--- Start ---

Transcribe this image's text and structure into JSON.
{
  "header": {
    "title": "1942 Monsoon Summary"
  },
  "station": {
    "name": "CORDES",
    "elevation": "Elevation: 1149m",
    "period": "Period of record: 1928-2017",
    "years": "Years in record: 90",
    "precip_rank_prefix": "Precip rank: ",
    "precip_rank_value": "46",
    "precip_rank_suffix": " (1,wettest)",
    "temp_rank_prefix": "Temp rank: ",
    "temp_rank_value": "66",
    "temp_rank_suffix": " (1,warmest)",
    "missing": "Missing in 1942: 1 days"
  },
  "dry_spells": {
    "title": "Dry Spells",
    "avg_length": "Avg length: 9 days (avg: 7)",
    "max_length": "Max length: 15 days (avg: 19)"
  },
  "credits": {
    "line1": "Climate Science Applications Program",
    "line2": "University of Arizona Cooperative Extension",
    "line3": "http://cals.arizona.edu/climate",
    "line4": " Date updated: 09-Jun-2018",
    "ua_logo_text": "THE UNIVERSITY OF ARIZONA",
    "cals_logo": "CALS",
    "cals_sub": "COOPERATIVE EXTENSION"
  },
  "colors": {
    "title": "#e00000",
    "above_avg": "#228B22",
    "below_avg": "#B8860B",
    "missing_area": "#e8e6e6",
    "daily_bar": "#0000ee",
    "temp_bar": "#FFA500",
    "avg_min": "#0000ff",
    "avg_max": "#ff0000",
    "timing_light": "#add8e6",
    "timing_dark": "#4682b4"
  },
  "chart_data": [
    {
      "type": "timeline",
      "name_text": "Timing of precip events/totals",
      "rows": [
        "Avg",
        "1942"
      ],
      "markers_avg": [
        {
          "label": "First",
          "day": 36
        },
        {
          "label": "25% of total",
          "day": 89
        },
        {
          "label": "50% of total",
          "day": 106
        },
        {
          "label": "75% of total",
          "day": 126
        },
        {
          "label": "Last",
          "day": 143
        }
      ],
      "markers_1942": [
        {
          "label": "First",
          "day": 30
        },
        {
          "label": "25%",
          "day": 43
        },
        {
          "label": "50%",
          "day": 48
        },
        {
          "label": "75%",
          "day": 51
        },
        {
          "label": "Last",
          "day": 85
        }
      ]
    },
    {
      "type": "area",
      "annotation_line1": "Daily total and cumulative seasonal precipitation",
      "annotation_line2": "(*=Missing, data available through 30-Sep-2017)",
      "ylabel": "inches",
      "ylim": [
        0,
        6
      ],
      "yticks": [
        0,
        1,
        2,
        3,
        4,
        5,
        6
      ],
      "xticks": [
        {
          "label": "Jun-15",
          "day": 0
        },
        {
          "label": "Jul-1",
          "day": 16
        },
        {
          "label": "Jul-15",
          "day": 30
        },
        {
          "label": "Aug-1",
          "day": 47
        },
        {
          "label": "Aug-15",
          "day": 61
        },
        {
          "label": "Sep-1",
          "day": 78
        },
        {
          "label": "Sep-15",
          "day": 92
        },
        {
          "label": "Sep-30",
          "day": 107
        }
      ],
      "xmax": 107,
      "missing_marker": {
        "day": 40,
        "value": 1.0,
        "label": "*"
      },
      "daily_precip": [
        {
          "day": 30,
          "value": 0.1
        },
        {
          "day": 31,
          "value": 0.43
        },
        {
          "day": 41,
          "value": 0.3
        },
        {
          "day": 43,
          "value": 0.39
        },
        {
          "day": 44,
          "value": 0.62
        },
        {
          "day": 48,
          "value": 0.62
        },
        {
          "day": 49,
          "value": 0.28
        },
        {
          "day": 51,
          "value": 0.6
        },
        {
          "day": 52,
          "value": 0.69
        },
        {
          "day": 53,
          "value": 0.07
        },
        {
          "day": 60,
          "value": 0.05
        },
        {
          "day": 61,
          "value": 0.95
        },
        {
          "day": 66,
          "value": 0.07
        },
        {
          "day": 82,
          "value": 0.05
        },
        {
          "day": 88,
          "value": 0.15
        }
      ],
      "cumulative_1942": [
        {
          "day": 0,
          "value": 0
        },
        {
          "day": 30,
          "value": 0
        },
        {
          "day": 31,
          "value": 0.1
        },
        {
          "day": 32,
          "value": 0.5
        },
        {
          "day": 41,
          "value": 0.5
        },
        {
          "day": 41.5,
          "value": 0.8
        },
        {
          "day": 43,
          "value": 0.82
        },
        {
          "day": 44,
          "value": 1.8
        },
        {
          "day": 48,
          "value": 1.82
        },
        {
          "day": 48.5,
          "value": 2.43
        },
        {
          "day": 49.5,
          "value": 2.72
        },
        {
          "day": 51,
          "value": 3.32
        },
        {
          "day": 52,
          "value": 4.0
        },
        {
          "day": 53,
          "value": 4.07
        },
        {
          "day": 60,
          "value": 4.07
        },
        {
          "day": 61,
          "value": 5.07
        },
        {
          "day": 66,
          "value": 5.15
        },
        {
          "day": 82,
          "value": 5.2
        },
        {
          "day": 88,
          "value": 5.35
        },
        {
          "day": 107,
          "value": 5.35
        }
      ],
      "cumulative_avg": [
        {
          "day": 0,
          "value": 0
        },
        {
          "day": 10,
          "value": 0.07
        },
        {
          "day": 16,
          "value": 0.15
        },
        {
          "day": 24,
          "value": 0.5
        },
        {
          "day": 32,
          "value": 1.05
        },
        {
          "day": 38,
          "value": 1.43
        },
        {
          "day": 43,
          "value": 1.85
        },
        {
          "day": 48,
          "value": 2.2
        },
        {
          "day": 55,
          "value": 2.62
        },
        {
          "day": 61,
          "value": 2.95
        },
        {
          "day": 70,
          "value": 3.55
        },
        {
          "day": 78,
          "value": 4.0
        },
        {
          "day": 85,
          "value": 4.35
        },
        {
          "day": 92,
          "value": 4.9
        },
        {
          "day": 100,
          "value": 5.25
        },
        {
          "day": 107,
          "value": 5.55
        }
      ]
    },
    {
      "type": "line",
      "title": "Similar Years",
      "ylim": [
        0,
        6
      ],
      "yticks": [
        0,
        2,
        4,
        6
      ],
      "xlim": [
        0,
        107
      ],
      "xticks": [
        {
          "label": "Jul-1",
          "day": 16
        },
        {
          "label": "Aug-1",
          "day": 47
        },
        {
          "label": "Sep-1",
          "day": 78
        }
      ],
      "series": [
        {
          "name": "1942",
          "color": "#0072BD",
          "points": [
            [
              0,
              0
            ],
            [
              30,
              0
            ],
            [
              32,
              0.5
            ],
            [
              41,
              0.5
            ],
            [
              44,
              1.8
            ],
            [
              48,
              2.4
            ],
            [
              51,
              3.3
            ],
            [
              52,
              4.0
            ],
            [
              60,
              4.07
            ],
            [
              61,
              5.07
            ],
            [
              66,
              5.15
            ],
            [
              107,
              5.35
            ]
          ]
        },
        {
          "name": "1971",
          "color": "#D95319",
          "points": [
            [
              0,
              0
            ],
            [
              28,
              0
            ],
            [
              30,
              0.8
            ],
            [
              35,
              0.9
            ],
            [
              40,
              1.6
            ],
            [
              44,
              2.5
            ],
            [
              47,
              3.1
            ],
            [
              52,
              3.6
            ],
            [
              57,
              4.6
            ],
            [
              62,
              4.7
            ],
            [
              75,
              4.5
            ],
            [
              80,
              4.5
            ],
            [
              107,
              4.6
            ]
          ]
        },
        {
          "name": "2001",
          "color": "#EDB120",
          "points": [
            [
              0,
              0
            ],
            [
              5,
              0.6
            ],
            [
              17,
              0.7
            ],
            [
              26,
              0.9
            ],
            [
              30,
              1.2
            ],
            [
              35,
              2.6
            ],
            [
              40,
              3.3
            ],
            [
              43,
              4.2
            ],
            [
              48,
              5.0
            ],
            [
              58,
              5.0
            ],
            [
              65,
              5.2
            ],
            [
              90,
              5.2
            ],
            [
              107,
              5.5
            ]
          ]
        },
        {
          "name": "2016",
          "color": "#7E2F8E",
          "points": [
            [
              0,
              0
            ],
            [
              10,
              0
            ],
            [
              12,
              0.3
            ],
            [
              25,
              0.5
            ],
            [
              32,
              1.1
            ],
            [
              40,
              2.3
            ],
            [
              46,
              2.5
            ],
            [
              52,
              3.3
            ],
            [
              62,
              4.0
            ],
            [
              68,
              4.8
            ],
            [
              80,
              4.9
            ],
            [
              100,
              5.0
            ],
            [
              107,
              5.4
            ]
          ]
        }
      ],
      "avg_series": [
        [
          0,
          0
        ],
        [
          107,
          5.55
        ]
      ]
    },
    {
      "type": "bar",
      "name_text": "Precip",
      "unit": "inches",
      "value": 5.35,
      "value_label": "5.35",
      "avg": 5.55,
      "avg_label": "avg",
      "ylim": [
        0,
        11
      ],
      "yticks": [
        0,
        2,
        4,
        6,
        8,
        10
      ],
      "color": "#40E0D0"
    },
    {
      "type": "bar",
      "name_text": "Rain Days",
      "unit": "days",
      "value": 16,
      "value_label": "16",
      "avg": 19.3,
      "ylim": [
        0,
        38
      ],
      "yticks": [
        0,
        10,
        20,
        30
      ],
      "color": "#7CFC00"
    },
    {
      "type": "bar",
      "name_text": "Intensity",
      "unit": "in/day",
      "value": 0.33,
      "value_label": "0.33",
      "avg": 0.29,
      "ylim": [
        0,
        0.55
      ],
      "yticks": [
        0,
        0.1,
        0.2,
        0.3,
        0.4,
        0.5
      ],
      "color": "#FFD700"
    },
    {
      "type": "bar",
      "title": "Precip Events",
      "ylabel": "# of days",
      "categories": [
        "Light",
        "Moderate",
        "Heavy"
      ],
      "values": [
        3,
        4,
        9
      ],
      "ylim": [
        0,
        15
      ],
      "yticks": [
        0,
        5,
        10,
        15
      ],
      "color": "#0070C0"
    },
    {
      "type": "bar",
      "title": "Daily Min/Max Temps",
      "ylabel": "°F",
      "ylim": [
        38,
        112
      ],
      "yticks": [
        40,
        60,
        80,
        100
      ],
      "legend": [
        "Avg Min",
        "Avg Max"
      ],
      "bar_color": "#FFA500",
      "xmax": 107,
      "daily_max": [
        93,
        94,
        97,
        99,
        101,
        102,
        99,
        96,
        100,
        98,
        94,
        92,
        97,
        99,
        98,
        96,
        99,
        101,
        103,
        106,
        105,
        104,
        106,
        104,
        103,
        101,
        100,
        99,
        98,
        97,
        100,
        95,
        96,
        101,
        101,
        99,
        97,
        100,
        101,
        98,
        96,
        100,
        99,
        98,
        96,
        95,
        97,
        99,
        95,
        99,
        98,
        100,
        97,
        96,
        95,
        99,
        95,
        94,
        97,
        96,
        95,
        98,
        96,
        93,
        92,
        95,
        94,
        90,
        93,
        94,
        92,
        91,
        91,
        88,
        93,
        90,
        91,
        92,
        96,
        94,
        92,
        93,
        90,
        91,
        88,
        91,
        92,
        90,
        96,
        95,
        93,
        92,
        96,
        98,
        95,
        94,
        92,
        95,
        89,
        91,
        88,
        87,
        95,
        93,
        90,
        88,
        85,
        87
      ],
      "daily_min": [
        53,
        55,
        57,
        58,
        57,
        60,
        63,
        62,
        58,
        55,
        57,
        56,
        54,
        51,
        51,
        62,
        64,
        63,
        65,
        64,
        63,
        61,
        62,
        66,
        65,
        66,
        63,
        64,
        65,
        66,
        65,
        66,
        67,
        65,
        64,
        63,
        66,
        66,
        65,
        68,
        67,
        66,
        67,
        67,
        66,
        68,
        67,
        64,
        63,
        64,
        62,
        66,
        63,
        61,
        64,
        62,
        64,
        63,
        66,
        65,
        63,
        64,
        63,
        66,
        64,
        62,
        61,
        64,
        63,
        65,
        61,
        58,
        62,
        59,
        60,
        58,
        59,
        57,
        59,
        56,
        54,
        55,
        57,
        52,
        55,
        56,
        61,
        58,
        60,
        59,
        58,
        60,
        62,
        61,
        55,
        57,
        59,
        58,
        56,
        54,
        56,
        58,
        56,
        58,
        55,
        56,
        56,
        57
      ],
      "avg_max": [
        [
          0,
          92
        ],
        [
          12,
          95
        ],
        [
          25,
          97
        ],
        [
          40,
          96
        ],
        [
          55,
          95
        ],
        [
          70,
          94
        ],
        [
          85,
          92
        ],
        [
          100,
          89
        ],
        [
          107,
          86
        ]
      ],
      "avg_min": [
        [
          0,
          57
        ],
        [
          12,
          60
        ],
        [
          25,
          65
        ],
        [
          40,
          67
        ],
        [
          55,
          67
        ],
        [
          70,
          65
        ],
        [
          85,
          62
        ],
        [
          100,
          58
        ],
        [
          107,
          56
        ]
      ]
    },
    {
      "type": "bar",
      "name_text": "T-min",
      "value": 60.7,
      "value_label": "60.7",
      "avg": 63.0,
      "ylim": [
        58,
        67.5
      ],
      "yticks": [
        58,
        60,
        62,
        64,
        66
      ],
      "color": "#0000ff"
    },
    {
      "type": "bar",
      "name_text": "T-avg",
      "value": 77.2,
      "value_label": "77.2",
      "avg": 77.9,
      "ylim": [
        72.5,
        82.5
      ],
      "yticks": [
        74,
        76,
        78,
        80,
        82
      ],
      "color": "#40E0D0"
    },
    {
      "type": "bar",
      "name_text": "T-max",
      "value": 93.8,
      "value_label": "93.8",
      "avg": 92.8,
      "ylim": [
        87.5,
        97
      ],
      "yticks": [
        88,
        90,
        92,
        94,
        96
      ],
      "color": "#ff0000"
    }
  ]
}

--- End ---

# The exercise
Of the lines in the records, how many contain the word "Years"? Answer with the number and nothing else.

# Exercise response
2